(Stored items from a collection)
>> BEGIN

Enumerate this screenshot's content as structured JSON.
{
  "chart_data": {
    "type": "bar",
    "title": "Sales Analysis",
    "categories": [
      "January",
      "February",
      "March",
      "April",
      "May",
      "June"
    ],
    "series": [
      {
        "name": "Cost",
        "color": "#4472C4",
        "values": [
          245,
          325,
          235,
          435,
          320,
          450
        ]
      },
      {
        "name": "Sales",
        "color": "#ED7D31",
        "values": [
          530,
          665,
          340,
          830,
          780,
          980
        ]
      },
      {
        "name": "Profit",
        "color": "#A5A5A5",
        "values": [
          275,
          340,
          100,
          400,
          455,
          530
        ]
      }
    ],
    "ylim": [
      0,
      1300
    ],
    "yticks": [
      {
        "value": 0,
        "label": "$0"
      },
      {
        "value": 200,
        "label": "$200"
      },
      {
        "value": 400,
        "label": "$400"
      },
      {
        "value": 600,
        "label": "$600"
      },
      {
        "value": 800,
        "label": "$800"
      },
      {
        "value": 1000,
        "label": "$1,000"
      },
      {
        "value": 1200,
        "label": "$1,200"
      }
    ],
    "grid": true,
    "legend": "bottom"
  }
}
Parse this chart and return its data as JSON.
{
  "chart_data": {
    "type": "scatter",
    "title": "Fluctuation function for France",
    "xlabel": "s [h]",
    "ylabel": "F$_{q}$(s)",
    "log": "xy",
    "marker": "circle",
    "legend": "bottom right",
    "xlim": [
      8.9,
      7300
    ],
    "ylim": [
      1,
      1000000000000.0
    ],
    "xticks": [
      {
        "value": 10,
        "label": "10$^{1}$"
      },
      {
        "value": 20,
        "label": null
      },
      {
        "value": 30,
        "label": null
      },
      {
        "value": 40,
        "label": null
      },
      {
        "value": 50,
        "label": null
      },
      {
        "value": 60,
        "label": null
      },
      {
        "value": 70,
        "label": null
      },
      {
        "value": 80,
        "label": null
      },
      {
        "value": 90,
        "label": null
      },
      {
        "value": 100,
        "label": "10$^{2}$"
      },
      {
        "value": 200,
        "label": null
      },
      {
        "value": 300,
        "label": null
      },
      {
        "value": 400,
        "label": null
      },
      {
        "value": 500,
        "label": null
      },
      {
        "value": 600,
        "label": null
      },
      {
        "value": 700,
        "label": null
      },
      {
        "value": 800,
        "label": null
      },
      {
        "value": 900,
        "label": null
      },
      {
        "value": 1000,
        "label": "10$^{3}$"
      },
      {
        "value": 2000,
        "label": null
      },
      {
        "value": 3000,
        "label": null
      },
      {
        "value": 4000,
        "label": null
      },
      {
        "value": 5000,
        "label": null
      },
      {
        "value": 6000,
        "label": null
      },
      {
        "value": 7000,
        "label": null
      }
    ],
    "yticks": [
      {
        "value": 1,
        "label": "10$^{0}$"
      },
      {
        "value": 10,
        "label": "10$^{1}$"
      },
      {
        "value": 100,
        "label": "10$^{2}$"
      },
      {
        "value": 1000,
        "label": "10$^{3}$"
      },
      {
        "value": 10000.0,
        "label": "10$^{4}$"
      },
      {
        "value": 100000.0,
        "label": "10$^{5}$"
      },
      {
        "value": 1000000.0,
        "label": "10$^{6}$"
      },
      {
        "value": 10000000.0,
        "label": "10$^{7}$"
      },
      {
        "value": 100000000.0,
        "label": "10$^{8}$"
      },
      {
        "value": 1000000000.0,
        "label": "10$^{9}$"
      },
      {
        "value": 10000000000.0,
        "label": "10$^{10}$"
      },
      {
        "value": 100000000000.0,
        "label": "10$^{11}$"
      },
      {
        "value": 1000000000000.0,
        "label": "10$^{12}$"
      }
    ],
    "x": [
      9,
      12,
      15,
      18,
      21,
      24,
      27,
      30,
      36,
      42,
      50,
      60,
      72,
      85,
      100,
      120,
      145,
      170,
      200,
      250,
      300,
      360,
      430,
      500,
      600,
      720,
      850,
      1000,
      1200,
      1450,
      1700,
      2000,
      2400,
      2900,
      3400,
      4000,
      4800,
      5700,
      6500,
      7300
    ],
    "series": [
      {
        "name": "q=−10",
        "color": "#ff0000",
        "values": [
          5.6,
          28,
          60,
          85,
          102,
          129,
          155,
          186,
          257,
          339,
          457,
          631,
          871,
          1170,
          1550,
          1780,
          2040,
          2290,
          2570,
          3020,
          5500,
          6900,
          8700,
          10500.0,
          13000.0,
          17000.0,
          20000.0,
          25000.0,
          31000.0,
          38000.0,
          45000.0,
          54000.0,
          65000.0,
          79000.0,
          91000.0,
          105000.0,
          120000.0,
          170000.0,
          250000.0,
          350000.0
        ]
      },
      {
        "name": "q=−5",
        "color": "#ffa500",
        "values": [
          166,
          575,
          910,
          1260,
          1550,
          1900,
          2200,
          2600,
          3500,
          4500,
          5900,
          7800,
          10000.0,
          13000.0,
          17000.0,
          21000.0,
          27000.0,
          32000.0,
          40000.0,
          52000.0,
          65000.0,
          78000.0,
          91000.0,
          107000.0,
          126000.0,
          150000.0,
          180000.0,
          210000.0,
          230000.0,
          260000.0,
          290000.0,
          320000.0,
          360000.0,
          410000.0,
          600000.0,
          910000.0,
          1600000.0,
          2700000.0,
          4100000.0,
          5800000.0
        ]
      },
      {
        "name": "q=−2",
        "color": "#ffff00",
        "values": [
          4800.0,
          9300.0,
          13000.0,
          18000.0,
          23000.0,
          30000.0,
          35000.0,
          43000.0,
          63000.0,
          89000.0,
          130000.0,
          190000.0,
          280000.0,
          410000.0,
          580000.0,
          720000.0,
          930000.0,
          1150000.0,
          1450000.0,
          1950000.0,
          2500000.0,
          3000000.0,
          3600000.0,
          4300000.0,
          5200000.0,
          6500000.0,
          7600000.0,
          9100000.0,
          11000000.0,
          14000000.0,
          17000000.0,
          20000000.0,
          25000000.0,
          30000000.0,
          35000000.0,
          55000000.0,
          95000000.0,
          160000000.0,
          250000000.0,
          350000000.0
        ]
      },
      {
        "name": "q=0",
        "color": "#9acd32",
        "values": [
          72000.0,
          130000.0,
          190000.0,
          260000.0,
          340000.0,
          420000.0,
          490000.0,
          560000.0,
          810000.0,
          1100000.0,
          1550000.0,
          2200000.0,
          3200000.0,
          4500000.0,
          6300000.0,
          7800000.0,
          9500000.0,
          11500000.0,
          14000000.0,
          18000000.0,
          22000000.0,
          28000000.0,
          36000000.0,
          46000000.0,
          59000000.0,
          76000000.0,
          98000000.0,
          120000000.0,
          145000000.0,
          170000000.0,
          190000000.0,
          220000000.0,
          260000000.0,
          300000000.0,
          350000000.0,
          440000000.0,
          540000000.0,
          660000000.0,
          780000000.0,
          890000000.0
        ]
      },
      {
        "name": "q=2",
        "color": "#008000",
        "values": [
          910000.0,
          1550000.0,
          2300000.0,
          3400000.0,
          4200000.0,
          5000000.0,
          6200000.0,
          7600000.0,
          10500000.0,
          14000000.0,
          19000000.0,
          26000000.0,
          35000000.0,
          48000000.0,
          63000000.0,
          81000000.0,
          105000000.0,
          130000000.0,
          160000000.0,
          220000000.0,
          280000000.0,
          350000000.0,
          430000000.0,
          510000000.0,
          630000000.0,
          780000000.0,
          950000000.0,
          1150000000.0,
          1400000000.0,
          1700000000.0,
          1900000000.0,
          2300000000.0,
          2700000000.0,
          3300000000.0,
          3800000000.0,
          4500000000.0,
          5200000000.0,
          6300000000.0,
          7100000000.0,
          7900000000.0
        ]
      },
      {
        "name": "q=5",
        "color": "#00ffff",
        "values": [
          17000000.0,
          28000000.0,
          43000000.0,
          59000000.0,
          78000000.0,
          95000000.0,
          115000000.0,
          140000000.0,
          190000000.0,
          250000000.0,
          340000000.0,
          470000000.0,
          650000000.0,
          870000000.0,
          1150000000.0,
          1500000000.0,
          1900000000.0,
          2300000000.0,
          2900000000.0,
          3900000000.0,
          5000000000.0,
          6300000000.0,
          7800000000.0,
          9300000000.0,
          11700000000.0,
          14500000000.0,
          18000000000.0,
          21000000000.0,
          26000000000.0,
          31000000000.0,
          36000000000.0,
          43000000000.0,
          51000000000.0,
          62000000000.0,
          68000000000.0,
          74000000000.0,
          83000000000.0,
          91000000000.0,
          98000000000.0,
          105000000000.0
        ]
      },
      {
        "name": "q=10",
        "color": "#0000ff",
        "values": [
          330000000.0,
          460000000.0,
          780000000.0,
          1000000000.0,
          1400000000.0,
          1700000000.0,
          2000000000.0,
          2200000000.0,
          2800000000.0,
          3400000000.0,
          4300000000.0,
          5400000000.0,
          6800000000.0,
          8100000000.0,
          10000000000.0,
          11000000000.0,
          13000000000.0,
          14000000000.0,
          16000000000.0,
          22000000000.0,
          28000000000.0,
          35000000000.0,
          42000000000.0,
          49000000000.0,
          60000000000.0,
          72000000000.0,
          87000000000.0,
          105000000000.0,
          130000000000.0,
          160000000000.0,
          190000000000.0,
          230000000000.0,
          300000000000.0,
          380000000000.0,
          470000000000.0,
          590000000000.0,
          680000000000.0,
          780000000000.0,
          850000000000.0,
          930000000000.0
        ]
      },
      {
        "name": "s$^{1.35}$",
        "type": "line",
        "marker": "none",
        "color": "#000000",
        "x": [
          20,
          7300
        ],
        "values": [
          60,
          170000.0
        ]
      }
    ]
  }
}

>> END

Check every line of the data above for the string "title", and copy those that have it.

* [Finished exercise]
    "title": "Sales Analysis",
    "title": "Fluctuation function for France",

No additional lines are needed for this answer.